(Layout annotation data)

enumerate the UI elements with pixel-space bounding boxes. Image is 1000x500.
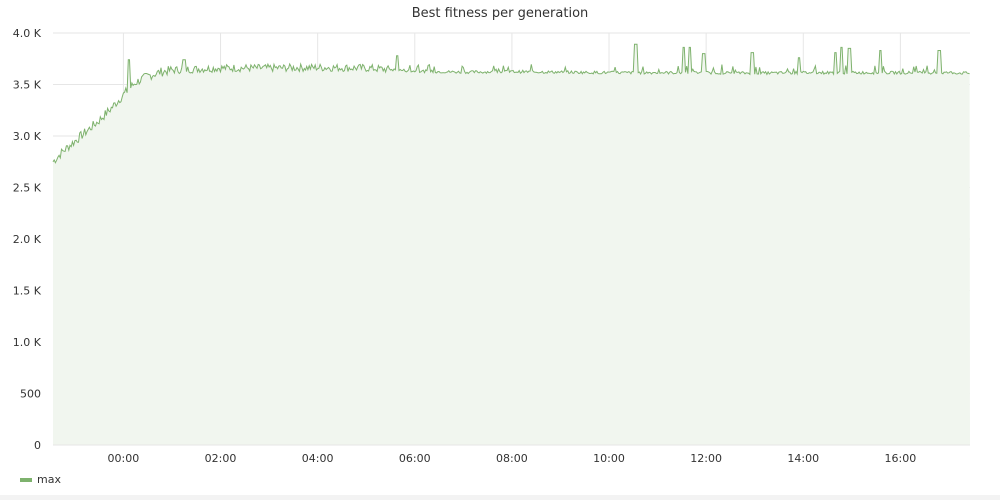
y-tick-label: 2.0 K	[13, 233, 42, 246]
y-tick-label: 1.0 K	[13, 336, 42, 349]
x-tick-label: 10:00	[593, 452, 625, 465]
x-tick-label: 04:00	[302, 452, 334, 465]
x-tick-label: 08:00	[496, 452, 528, 465]
x-tick-label: 06:00	[399, 452, 431, 465]
y-tick-label: 2.5 K	[13, 182, 42, 195]
y-tick-label: 500	[20, 388, 41, 401]
series-max-line	[52, 43, 970, 164]
y-tick-label: 4.0 K	[13, 27, 42, 40]
series-max-area	[53, 44, 970, 446]
panel-bottom-border	[0, 495, 1000, 500]
legend[interactable]: max	[20, 473, 61, 486]
y-tick-label: 3.0 K	[13, 130, 42, 143]
y-tick-label: 1.5 K	[13, 285, 42, 298]
chart-title: Best fitness per generation	[411, 6, 589, 21]
legend-swatch-max	[20, 477, 32, 482]
legend-label-max[interactable]: max	[37, 473, 61, 486]
x-tick-label: 00:00	[108, 452, 140, 465]
y-tick-label: 0	[34, 439, 41, 452]
x-tick-label: 16:00	[885, 452, 917, 465]
x-tick-label: 12:00	[690, 452, 722, 465]
y-tick-label: 3.5 K	[13, 79, 42, 92]
x-tick-label: 02:00	[205, 452, 237, 465]
x-tick-label: 14:00	[787, 452, 819, 465]
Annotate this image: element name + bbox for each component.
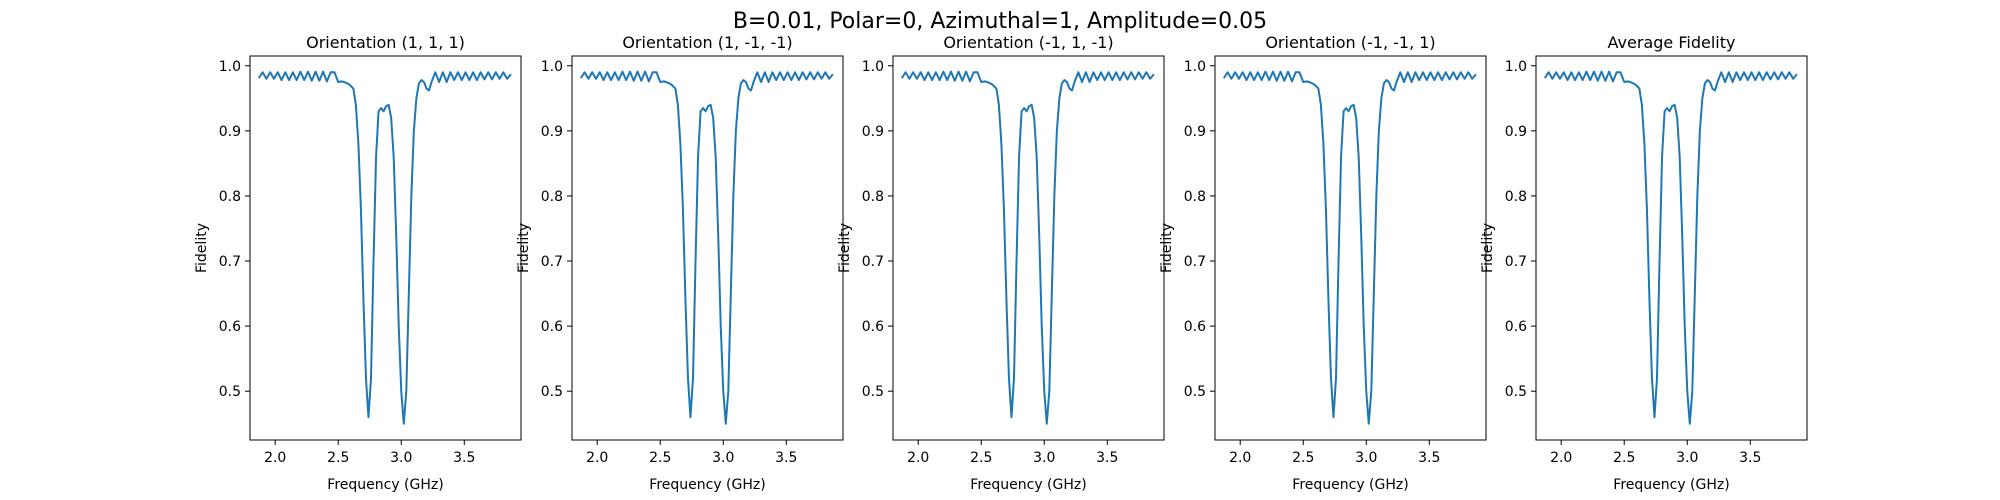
y-tick-label: 0.5	[541, 384, 563, 400]
y-tick-label: 0.7	[862, 254, 884, 270]
x-tick-label: 2.0	[907, 450, 929, 466]
subplot-2: Orientation (1, -1, -1) 2.0 2.5 3.0 3.5 0.5 0.…	[516, 33, 844, 493]
x-axis-label: Frequency (GHz)	[1613, 477, 1729, 493]
fidelity-line	[900, 70, 1155, 425]
subplot-title: Orientation (1, -1, -1)	[622, 33, 792, 52]
x-axis-label: Frequency (GHz)	[970, 477, 1086, 493]
x-tick-label: 2.0	[1229, 450, 1251, 466]
subplot-title: Average Fidelity	[1608, 33, 1736, 52]
y-tick-label: 0.8	[219, 189, 241, 205]
y-tick-label: 0.8	[541, 189, 563, 205]
y-tick-label: 0.7	[1184, 254, 1206, 270]
x-tick-label: 2.0	[1550, 450, 1572, 466]
x-tick-label: 3.5	[1418, 450, 1440, 466]
y-tick-label: 0.8	[1184, 189, 1206, 205]
subplot-title: Orientation (1, 1, 1)	[306, 33, 465, 52]
y-tick-label: 1.0	[1184, 59, 1206, 75]
y-tick-label: 0.9	[219, 124, 241, 140]
y-tick-label: 1.0	[219, 59, 241, 75]
x-tick-label: 2.0	[586, 450, 608, 466]
y-tick-label: 0.5	[862, 384, 884, 400]
subplot-4: Orientation (-1, -1, 1) 2.0 2.5 3.0 3.5 0.5 0.…	[1159, 33, 1487, 493]
x-tick-label: 3.0	[390, 450, 412, 466]
y-tick-label: 0.9	[1505, 124, 1527, 140]
x-tick-label: 2.5	[970, 450, 992, 466]
y-tick-label: 0.6	[862, 319, 884, 335]
y-tick-label: 0.6	[541, 319, 563, 335]
figure-suptitle: B=0.01, Polar=0, Azimuthal=1, Amplitude=…	[733, 9, 1267, 34]
y-tick-label: 0.5	[219, 384, 241, 400]
x-tick-label: 2.5	[1613, 450, 1635, 466]
y-axis-label: Fidelity	[1159, 223, 1175, 273]
subplot-panels: Orientation (1, 1, 1) 2.0 2.5 3.0 3.5 0.5 0.6 0…	[194, 33, 1808, 493]
axes-frame	[1535, 55, 1808, 441]
y-tick-label: 0.8	[862, 189, 884, 205]
x-tick-label: 2.0	[264, 450, 286, 466]
x-tick-label: 3.5	[1096, 450, 1118, 466]
x-tick-label: 3.5	[1739, 450, 1761, 466]
x-tick-label: 3.0	[1033, 450, 1055, 466]
y-tick-label: 1.0	[862, 59, 884, 75]
y-tick-label: 0.8	[1505, 189, 1527, 205]
y-tick-label: 0.6	[219, 319, 241, 335]
x-tick-label: 2.5	[649, 450, 671, 466]
x-tick-label: 3.5	[775, 450, 797, 466]
y-tick-label: 0.9	[1184, 124, 1206, 140]
y-axis-label: Fidelity	[837, 223, 853, 273]
y-tick-label: 0.9	[862, 124, 884, 140]
y-axis-label: Fidelity	[194, 223, 210, 273]
y-tick-label: 1.0	[1505, 59, 1527, 75]
x-axis-label: Frequency (GHz)	[649, 477, 765, 493]
subplot-title: Orientation (-1, 1, -1)	[943, 33, 1113, 52]
fidelity-line	[257, 70, 512, 425]
axes-frame	[892, 55, 1165, 441]
x-tick-label: 2.5	[1292, 450, 1314, 466]
x-tick-label: 3.0	[1676, 450, 1698, 466]
fidelity-line	[1222, 70, 1477, 425]
y-tick-label: 1.0	[541, 59, 563, 75]
x-axis-label: Frequency (GHz)	[1292, 477, 1408, 493]
x-axis-label: Frequency (GHz)	[327, 477, 443, 493]
y-tick-label: 0.6	[1184, 319, 1206, 335]
y-tick-label: 0.6	[1505, 319, 1527, 335]
axes-frame	[571, 55, 844, 441]
subplot-title: Orientation (-1, -1, 1)	[1265, 33, 1435, 52]
x-tick-label: 3.5	[453, 450, 475, 466]
y-tick-label: 0.9	[541, 124, 563, 140]
fidelity-line	[579, 70, 834, 425]
axes-frame	[249, 55, 522, 441]
subplot-5: Average Fidelity 2.0 2.5 3.0 3.5 0.5 0.6 0.7 0.8…	[1480, 33, 1808, 493]
y-tick-label: 0.7	[219, 254, 241, 270]
x-tick-label: 3.0	[1355, 450, 1377, 466]
y-tick-label: 0.5	[1184, 384, 1206, 400]
y-tick-label: 0.7	[541, 254, 563, 270]
x-tick-label: 2.5	[327, 450, 349, 466]
fidelity-line	[1543, 70, 1798, 425]
subplot-1: Orientation (1, 1, 1) 2.0 2.5 3.0 3.5 0.5 0.6 0…	[194, 33, 522, 493]
y-axis-label: Fidelity	[1480, 223, 1496, 273]
x-tick-label: 3.0	[712, 450, 734, 466]
y-tick-label: 0.5	[1505, 384, 1527, 400]
y-axis-label: Fidelity	[516, 223, 532, 273]
axes-frame	[1214, 55, 1487, 441]
y-tick-label: 0.7	[1505, 254, 1527, 270]
subplot-3: Orientation (-1, 1, -1) 2.0 2.5 3.0 3.5 0.5 0.…	[837, 33, 1165, 493]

To be done
Reproduce every line of the entries above verbatim, leaving out the pictures.

Task result
enumerate the UI elements with pixel-space bounding boxes. Image is 1000x500.
y-tick-label: 2.0 K	[13, 233, 42, 246]
y-tick-label: 1.0 K	[13, 336, 42, 349]
x-tick-label: 10:00	[593, 452, 625, 465]
x-tick-label: 04:00	[302, 452, 334, 465]
x-tick-label: 08:00	[496, 452, 528, 465]
x-tick-label: 06:00	[399, 452, 431, 465]
y-tick-label: 2.5 K	[13, 182, 42, 195]
y-tick-label: 500	[20, 388, 41, 401]
series-max-line	[52, 43, 970, 164]
y-tick-label: 4.0 K	[13, 27, 42, 40]
series-max-area	[53, 44, 970, 446]
panel-bottom-border	[0, 495, 1000, 500]
legend[interactable]: max	[20, 473, 61, 486]
y-tick-label: 3.0 K	[13, 130, 42, 143]
y-tick-label: 1.5 K	[13, 285, 42, 298]
chart-title: Best fitness per generation	[411, 6, 589, 21]
legend-swatch-max	[20, 477, 32, 482]
legend-label-max[interactable]: max	[37, 473, 61, 486]
x-tick-label: 00:00	[108, 452, 140, 465]
y-tick-label: 0	[34, 439, 41, 452]
x-tick-label: 16:00	[885, 452, 917, 465]
x-tick-label: 12:00	[690, 452, 722, 465]
y-tick-label: 3.5 K	[13, 79, 42, 92]
x-tick-label: 02:00	[205, 452, 237, 465]
x-tick-label: 14:00	[787, 452, 819, 465]
Annotate this image: element name + bbox for each component.
y-tick-label: 0.5	[541, 384, 563, 400]
y-tick-label: 0.7	[862, 254, 884, 270]
x-tick-label: 2.0	[907, 450, 929, 466]
subplot-2: Orientation (1, -1, -1) 2.0 2.5 3.0 3.5 0.5 0.…	[516, 33, 844, 493]
x-axis-label: Frequency (GHz)	[1613, 477, 1729, 493]
fidelity-line	[900, 70, 1155, 425]
subplot-title: Orientation (1, -1, -1)	[622, 33, 792, 52]
x-axis-label: Frequency (GHz)	[970, 477, 1086, 493]
x-tick-label: 2.0	[1229, 450, 1251, 466]
subplot-title: Average Fidelity	[1608, 33, 1736, 52]
y-tick-label: 0.8	[219, 189, 241, 205]
y-tick-label: 0.8	[541, 189, 563, 205]
y-tick-label: 0.7	[1184, 254, 1206, 270]
x-tick-label: 2.0	[1550, 450, 1572, 466]
x-tick-label: 3.5	[1418, 450, 1440, 466]
y-tick-label: 0.8	[1184, 189, 1206, 205]
subplot-title: Orientation (1, 1, 1)	[306, 33, 465, 52]
y-tick-label: 1.0	[1184, 59, 1206, 75]
y-tick-label: 0.9	[219, 124, 241, 140]
y-tick-label: 1.0	[219, 59, 241, 75]
x-tick-label: 2.0	[586, 450, 608, 466]
y-tick-label: 0.5	[862, 384, 884, 400]
subplot-4: Orientation (-1, -1, 1) 2.0 2.5 3.0 3.5 0.5 0.…	[1159, 33, 1487, 493]
x-tick-label: 3.0	[390, 450, 412, 466]
y-tick-label: 0.9	[1505, 124, 1527, 140]
x-tick-label: 2.5	[970, 450, 992, 466]
y-tick-label: 0.6	[862, 319, 884, 335]
y-tick-label: 0.6	[541, 319, 563, 335]
figure-suptitle: B=0.01, Polar=0, Azimuthal=1, Amplitude=…	[733, 9, 1267, 34]
y-tick-label: 0.5	[219, 384, 241, 400]
x-tick-label: 2.5	[1613, 450, 1635, 466]
y-axis-label: Fidelity	[1159, 223, 1175, 273]
subplot-panels: Orientation (1, 1, 1) 2.0 2.5 3.0 3.5 0.5 0.6 0…	[194, 33, 1808, 493]
axes-frame	[1535, 55, 1808, 441]
y-tick-label: 0.8	[862, 189, 884, 205]
x-tick-label: 2.0	[264, 450, 286, 466]
x-tick-label: 3.5	[1096, 450, 1118, 466]
x-tick-label: 3.5	[1739, 450, 1761, 466]
x-tick-label: 3.0	[1033, 450, 1055, 466]
y-tick-label: 1.0	[862, 59, 884, 75]
y-tick-label: 0.8	[1505, 189, 1527, 205]
y-tick-label: 0.6	[219, 319, 241, 335]
x-tick-label: 2.5	[649, 450, 671, 466]
x-tick-label: 3.5	[775, 450, 797, 466]
y-tick-label: 0.9	[1184, 124, 1206, 140]
y-axis-label: Fidelity	[837, 223, 853, 273]
y-tick-label: 0.9	[862, 124, 884, 140]
y-axis-label: Fidelity	[194, 223, 210, 273]
y-tick-label: 1.0	[1505, 59, 1527, 75]
x-axis-label: Frequency (GHz)	[649, 477, 765, 493]
subplot-title: Orientation (-1, 1, -1)	[943, 33, 1113, 52]
fidelity-line	[257, 70, 512, 425]
axes-frame	[892, 55, 1165, 441]
x-tick-label: 2.5	[1292, 450, 1314, 466]
x-tick-label: 3.0	[1676, 450, 1698, 466]
fidelity-line	[1222, 70, 1477, 425]
y-tick-label: 1.0	[541, 59, 563, 75]
x-axis-label: Frequency (GHz)	[1292, 477, 1408, 493]
x-axis-label: Frequency (GHz)	[327, 477, 443, 493]
y-tick-label: 0.6	[1184, 319, 1206, 335]
y-tick-label: 0.6	[1505, 319, 1527, 335]
axes-frame	[571, 55, 844, 441]
subplot-title: Orientation (-1, -1, 1)	[1265, 33, 1435, 52]
x-tick-label: 3.5	[453, 450, 475, 466]
y-tick-label: 0.9	[541, 124, 563, 140]
fidelity-line	[579, 70, 834, 425]
axes-frame	[249, 55, 522, 441]
subplot-5: Average Fidelity 2.0 2.5 3.0 3.5 0.5 0.6 0.7 0.8…	[1480, 33, 1808, 493]
y-tick-label: 0.7	[219, 254, 241, 270]
x-tick-label: 3.0	[1355, 450, 1377, 466]
y-tick-label: 0.5	[1184, 384, 1206, 400]
y-tick-label: 0.7	[541, 254, 563, 270]
x-tick-label: 2.5	[327, 450, 349, 466]
fidelity-line	[1543, 70, 1798, 425]
subplot-1: Orientation (1, 1, 1) 2.0 2.5 3.0 3.5 0.5 0.6 0…	[194, 33, 522, 493]
y-axis-label: Fidelity	[1480, 223, 1496, 273]
x-tick-label: 3.0	[712, 450, 734, 466]
y-tick-label: 0.5	[1505, 384, 1527, 400]
y-axis-label: Fidelity	[516, 223, 532, 273]
axes-frame	[1214, 55, 1487, 441]
y-tick-label: 0.7	[1505, 254, 1527, 270]
subplot-3: Orientation (-1, 1, -1) 2.0 2.5 3.0 3.5 0.5 0.…	[837, 33, 1165, 493]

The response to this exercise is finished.